— START OF Information provided —

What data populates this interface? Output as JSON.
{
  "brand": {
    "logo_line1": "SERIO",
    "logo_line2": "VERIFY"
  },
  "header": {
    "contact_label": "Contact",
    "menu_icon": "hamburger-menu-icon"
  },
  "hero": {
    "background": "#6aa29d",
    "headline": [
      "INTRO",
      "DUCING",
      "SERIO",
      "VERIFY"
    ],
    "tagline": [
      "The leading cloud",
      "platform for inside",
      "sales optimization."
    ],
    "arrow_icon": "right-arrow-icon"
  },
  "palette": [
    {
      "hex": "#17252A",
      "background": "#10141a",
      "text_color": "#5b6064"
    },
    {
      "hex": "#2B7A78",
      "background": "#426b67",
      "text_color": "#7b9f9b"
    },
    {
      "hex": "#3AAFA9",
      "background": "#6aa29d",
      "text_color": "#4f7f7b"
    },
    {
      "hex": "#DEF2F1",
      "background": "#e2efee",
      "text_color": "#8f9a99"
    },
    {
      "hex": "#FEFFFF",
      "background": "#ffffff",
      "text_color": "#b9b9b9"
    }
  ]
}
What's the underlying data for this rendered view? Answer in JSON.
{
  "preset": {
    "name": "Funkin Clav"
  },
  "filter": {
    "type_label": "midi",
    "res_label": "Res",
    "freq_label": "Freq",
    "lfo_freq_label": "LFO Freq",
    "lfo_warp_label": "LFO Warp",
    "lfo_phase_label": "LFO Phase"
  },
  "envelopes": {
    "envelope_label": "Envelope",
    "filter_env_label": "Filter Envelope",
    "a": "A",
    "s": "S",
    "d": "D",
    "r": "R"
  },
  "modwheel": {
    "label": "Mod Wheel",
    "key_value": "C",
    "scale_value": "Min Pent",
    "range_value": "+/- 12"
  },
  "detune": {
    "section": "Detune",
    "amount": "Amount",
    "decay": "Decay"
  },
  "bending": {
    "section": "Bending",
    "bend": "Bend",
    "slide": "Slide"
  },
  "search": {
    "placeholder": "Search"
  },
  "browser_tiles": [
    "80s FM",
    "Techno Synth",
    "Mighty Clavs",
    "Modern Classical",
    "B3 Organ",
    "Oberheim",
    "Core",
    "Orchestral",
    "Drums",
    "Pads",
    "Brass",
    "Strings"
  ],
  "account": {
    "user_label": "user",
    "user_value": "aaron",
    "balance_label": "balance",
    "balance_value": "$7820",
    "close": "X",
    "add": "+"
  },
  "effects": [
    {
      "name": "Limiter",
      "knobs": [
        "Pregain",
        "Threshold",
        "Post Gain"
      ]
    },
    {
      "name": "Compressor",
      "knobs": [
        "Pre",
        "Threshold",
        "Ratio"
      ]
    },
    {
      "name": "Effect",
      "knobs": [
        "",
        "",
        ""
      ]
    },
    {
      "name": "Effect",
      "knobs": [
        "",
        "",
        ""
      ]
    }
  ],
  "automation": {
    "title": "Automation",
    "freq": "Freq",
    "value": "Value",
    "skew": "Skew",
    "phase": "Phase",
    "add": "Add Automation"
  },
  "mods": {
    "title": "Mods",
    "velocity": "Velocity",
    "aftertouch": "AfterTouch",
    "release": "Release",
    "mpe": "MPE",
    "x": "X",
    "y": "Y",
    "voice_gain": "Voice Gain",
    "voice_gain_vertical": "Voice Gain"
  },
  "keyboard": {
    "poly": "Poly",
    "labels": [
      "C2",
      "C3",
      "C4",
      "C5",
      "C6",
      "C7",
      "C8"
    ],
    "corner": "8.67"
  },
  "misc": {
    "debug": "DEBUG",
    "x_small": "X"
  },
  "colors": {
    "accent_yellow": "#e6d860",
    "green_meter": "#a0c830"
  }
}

— END OF Information provided —

### [Aim of the task]
Give all of the entries again, word for word.

### [Right answer]
What data populates this interface? Output as JSON.
{
  "brand": {
    "logo_line1": "SERIO",
    "logo_line2": "VERIFY"
  },
  "header": {
    "contact_label": "Contact",
    "menu_icon": "hamburger-menu-icon"
  },
  "hero": {
    "background": "#6aa29d",
    "headline": [
      "INTRO",
      "DUCING",
      "SERIO",
      "VERIFY"
    ],
    "tagline": [
      "The leading cloud",
      "platform for inside",
      "sales optimization."
    ],
    "arrow_icon": "right-arrow-icon"
  },
  "palette": [
    {
      "hex": "#17252A",
      "background": "#10141a",
      "text_color": "#5b6064"
    },
    {
      "hex": "#2B7A78",
      "background": "#426b67",
      "text_color": "#7b9f9b"
    },
    {
      "hex": "#3AAFA9",
      "background": "#6aa29d",
      "text_color": "#4f7f7b"
    },
    {
      "hex": "#DEF2F1",
      "background": "#e2efee",
      "text_color": "#8f9a99"
    },
    {
      "hex": "#FEFFFF",
      "background": "#ffffff",
      "text_color": "#b9b9b9"
    }
  ]
}
What's the underlying data for this rendered view? Answer in JSON.
{
  "preset": {
    "name": "Funkin Clav"
  },
  "filter": {
    "type_label": "midi",
    "res_label": "Res",
    "freq_label": "Freq",
    "lfo_freq_label": "LFO Freq",
    "lfo_warp_label": "LFO Warp",
    "lfo_phase_label": "LFO Phase"
  },
  "envelopes": {
    "envelope_label": "Envelope",
    "filter_env_label": "Filter Envelope",
    "a": "A",
    "s": "S",
    "d": "D",
    "r": "R"
  },
  "modwheel": {
    "label": "Mod Wheel",
    "key_value": "C",
    "scale_value": "Min Pent",
    "range_value": "+/- 12"
  },
  "detune": {
    "section": "Detune",
    "amount": "Amount",
    "decay": "Decay"
  },
  "bending": {
    "section": "Bending",
    "bend": "Bend",
    "slide": "Slide"
  },
  "search": {
    "placeholder": "Search"
  },
  "browser_tiles": [
    "80s FM",
    "Techno Synth",
    "Mighty Clavs",
    "Modern Classical",
    "B3 Organ",
    "Oberheim",
    "Core",
    "Orchestral",
    "Drums",
    "Pads",
    "Brass",
    "Strings"
  ],
  "account": {
    "user_label": "user",
    "user_value": "aaron",
    "balance_label": "balance",
    "balance_value": "$7820",
    "close": "X",
    "add": "+"
  },
  "effects": [
    {
      "name": "Limiter",
      "knobs": [
        "Pregain",
        "Threshold",
        "Post Gain"
      ]
    },
    {
      "name": "Compressor",
      "knobs": [
        "Pre",
        "Threshold",
        "Ratio"
      ]
    },
    {
      "name": "Effect",
      "knobs": [
        "",
        "",
        ""
      ]
    },
    {
      "name": "Effect",
      "knobs": [
        "",
        "",
        ""
      ]
    }
  ],
  "automation": {
    "title": "Automation",
    "freq": "Freq",
    "value": "Value",
    "skew": "Skew",
    "phase": "Phase",
    "add": "Add Automation"
  },
  "mods": {
    "title": "Mods",
    "velocity": "Velocity",
    "aftertouch": "AfterTouch",
    "release": "Release",
    "mpe": "MPE",
    "x": "X",
    "y": "Y",
    "voice_gain": "Voice Gain",
    "voice_gain_vertical": "Voice Gain"
  },
  "keyboard": {
    "poly": "Poly",
    "labels": [
      "C2",
      "C3",
      "C4",
      "C5",
      "C6",
      "C7",
      "C8"
    ],
    "corner": "8.67"
  },
  "misc": {
    "debug": "DEBUG",
    "x_small": "X"
  },
  "colors": {
    "accent_yellow": "#e6d860",
    "green_meter": "#a0c830"
  }
}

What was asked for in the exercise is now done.